[Dataset extract]
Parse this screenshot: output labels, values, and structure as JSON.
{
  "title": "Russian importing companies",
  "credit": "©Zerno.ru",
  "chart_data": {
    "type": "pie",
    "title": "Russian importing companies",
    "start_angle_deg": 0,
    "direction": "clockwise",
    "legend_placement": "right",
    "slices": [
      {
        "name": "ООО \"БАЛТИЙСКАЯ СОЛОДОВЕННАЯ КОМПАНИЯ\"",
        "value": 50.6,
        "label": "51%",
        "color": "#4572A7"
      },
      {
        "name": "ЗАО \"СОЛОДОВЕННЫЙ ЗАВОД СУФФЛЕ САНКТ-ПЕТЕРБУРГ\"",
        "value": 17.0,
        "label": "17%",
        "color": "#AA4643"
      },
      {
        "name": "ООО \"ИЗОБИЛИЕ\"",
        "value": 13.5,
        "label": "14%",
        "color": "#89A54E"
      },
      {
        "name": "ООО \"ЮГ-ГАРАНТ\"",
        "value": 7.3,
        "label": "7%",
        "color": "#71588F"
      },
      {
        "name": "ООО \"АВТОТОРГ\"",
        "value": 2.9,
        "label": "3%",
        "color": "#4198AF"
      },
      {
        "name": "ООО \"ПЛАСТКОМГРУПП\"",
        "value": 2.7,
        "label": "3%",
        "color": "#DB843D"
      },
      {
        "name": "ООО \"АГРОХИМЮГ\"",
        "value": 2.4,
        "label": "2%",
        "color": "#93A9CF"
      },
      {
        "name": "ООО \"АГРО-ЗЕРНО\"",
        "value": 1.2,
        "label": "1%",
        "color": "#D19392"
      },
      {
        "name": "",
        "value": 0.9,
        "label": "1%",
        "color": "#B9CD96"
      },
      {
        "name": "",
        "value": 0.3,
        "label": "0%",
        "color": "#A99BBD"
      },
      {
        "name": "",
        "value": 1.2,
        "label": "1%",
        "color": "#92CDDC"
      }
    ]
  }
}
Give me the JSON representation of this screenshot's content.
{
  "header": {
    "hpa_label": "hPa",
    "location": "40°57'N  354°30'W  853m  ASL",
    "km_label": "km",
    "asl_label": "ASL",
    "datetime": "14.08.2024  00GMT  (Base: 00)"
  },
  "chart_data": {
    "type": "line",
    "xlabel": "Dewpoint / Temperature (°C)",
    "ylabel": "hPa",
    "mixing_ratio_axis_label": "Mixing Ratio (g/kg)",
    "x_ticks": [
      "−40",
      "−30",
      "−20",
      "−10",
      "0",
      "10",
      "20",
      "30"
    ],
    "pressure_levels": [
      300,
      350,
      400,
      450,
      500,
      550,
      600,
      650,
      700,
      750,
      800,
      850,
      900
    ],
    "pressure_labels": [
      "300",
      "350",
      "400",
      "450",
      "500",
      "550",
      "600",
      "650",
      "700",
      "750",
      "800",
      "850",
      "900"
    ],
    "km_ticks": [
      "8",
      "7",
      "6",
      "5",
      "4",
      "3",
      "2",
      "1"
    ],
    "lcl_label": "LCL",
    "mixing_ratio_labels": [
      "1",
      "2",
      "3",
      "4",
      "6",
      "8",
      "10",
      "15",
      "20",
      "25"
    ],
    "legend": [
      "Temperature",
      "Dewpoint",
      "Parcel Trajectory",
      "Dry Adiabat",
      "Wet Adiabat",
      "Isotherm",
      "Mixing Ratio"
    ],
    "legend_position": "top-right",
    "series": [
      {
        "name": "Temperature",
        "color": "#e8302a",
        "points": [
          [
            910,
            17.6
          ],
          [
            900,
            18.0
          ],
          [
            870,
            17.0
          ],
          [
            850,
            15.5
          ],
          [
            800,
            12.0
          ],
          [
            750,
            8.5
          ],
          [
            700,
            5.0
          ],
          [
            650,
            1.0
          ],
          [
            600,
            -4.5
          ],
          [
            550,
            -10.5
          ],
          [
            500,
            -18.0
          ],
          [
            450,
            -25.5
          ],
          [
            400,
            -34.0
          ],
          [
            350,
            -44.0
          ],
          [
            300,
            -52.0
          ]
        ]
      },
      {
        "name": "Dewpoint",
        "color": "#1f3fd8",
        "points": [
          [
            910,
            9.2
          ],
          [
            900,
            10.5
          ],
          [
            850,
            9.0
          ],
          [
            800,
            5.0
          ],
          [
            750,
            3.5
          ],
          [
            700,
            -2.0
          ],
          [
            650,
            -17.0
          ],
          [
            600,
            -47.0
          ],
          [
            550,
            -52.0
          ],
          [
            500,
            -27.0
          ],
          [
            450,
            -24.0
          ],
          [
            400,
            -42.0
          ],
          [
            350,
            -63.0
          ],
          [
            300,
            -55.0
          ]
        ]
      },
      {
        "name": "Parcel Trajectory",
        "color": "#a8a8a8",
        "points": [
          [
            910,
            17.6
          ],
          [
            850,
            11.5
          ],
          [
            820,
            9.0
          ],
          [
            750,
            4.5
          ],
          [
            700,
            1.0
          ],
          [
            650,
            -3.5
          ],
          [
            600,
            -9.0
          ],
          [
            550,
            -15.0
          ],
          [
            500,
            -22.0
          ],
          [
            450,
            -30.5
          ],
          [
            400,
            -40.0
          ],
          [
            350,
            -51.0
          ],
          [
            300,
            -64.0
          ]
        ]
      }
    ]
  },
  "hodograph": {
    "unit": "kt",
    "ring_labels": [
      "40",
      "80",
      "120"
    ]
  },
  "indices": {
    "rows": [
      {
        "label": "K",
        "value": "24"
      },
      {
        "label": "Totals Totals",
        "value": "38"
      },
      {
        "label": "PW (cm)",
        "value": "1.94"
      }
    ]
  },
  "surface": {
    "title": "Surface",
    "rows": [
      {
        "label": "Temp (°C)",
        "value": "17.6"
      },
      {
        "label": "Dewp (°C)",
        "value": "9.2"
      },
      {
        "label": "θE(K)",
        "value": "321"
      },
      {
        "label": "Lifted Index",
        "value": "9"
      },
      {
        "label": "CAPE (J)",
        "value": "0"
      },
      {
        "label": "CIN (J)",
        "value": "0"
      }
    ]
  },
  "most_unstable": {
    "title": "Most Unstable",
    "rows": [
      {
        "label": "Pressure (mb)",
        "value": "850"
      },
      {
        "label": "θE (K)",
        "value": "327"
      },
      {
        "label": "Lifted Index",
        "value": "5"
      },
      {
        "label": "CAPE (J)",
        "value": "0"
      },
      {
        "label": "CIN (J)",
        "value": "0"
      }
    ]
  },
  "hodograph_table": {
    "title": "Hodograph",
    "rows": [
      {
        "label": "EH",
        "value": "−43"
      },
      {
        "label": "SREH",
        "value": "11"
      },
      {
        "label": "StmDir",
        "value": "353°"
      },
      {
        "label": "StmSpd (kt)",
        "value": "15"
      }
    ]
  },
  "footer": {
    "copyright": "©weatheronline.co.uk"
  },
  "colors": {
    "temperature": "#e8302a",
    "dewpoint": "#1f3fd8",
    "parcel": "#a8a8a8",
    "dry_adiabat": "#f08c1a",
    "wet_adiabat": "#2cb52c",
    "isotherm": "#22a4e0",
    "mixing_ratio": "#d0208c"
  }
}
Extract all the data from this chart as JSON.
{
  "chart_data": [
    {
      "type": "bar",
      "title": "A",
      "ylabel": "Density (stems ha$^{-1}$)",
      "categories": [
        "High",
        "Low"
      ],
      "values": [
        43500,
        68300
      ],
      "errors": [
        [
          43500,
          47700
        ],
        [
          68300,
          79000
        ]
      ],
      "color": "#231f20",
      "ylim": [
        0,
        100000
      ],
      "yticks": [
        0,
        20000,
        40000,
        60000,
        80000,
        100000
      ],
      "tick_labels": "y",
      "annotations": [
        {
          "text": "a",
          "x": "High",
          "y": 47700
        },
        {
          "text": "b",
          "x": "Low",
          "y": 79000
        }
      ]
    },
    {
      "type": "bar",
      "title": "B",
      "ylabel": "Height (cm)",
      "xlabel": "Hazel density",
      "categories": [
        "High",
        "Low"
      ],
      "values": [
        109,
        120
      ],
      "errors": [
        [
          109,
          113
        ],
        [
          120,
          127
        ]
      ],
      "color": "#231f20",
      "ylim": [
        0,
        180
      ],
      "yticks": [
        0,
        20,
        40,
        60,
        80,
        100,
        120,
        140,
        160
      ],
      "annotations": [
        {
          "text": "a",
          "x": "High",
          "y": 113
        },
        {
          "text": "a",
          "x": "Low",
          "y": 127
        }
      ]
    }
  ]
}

[Exercise goal]
Repeat word for word every line from the one that holds "Extract all the data from this chart as JSON." to the end. Both ends count.

[The answer]
Extract all the data from this chart as JSON.
{
  "chart_data": [
    {
      "type": "bar",
      "title": "A",
      "ylabel": "Density (stems ha$^{-1}$)",
      "categories": [
        "High",
        "Low"
      ],
      "values": [
        43500,
        68300
      ],
      "errors": [
        [
          43500,
          47700
        ],
        [
          68300,
          79000
        ]
      ],
      "color": "#231f20",
      "ylim": [
        0,
        100000
      ],
      "yticks": [
        0,
        20000,
        40000,
        60000,
        80000,
        100000
      ],
      "tick_labels": "y",
      "annotations": [
        {
          "text": "a",
          "x": "High",
          "y": 47700
        },
        {
          "text": "b",
          "x": "Low",
          "y": 79000
        }
      ]
    },
    {
      "type": "bar",
      "title": "B",
      "ylabel": "Height (cm)",
      "xlabel": "Hazel density",
      "categories": [
        "High",
        "Low"
      ],
      "values": [
        109,
        120
      ],
      "errors": [
        [
          109,
          113
        ],
        [
          120,
          127
        ]
      ],
      "color": "#231f20",
      "ylim": [
        0,
        180
      ],
      "yticks": [
        0,
        20,
        40,
        60,
        80,
        100,
        120,
        140,
        160
      ],
      "annotations": [
        {
          "text": "a",
          "x": "High",
          "y": 113
        },
        {
          "text": "a",
          "x": "Low",
          "y": 127
        }
      ]
    }
  ]
}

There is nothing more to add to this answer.